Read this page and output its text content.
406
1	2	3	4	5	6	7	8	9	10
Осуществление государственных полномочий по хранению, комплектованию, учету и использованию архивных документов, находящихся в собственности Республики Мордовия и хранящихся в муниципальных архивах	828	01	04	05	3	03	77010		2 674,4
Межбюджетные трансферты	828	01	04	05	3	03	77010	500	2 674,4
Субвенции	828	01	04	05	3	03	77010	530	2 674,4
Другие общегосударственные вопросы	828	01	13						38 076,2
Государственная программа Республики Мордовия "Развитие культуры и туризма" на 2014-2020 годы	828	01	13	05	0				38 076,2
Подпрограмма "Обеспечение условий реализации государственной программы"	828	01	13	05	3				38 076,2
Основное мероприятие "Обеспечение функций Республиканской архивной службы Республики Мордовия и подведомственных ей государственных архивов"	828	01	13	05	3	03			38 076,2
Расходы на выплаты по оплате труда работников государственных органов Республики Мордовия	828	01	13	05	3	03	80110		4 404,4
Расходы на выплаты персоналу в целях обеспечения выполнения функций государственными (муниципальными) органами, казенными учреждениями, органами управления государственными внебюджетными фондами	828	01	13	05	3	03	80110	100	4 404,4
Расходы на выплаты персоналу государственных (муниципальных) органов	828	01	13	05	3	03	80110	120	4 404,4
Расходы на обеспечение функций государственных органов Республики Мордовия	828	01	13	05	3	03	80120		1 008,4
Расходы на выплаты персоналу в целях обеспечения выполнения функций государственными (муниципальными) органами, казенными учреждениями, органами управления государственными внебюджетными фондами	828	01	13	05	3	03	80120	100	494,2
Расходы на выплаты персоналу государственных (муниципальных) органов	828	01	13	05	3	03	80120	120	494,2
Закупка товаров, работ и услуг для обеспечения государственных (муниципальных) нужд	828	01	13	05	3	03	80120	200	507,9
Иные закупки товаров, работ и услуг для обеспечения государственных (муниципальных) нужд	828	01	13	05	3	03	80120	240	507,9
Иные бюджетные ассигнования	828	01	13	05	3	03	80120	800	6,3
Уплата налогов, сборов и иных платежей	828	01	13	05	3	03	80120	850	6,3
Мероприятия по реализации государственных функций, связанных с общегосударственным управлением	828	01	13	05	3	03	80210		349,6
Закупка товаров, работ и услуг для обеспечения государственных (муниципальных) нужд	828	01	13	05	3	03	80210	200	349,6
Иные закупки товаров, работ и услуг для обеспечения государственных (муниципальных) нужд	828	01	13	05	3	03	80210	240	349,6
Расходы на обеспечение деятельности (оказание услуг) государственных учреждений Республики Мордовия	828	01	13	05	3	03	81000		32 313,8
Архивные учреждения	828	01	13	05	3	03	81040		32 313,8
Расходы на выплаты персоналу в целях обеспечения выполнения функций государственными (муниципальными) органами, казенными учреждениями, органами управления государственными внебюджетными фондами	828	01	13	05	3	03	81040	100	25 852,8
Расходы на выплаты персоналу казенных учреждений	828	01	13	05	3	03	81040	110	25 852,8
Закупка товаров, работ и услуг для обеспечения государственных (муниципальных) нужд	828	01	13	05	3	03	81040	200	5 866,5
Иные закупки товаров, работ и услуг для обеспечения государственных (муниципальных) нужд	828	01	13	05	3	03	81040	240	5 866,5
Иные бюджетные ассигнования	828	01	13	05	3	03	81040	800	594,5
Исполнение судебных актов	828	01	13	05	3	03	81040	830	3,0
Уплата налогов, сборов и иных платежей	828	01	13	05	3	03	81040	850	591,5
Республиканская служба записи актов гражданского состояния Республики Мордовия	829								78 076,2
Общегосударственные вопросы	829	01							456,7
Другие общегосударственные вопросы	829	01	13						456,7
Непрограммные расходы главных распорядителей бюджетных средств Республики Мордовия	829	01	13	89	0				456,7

* * *

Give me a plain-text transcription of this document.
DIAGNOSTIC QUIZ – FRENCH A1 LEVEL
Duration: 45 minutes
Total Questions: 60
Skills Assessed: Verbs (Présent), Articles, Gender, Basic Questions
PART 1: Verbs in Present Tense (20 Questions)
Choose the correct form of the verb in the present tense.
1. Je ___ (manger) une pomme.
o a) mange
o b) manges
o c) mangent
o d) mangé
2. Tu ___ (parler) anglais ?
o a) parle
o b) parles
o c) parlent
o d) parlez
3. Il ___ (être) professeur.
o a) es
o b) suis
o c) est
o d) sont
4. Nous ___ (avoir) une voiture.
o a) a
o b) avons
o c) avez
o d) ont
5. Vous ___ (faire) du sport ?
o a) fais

---

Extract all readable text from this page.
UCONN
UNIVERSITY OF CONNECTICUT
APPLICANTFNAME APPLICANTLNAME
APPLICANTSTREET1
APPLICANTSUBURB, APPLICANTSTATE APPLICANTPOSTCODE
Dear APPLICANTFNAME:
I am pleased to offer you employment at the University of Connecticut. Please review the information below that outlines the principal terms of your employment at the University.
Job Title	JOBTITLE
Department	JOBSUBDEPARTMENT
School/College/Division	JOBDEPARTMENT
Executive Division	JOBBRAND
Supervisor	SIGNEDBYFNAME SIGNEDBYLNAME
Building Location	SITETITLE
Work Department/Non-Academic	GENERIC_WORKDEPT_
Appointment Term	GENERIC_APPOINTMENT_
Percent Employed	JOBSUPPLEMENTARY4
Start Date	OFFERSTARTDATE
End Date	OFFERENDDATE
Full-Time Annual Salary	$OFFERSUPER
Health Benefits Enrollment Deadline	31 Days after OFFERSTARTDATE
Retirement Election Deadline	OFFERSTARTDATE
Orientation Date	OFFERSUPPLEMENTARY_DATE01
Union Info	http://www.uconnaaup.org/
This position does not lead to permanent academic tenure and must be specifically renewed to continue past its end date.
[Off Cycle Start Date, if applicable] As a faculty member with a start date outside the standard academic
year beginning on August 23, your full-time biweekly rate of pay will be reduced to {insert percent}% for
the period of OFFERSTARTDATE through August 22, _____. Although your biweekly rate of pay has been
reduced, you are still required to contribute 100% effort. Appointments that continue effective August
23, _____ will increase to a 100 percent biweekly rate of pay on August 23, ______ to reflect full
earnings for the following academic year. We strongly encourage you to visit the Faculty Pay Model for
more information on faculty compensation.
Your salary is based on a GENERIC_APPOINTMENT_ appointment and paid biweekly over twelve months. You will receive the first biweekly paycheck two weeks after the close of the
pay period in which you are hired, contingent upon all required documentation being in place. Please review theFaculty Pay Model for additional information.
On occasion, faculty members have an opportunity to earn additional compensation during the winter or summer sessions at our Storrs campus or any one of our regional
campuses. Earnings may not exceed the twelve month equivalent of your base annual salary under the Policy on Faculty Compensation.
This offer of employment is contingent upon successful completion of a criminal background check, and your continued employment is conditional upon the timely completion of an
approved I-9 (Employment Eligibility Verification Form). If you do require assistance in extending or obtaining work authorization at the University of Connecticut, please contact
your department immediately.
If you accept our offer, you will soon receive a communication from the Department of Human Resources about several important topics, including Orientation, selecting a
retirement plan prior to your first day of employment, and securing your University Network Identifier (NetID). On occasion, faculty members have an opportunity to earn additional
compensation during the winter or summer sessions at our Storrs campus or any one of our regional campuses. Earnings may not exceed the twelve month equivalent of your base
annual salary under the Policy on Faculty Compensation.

EXERCISE REQUIREMENTS:
Pick out the lines that include the word "opportunity" and write them out.

TASK SOLUTION:
On occasion, faculty members have an opportunity to earn additional compensation during the winter or summer sessions at our Storrs campus or any one of our regional
retirement plan prior to your first day of employment, and securing your University Network Identifier (NetID). On occasion, faculty members have an opportunity to earn additional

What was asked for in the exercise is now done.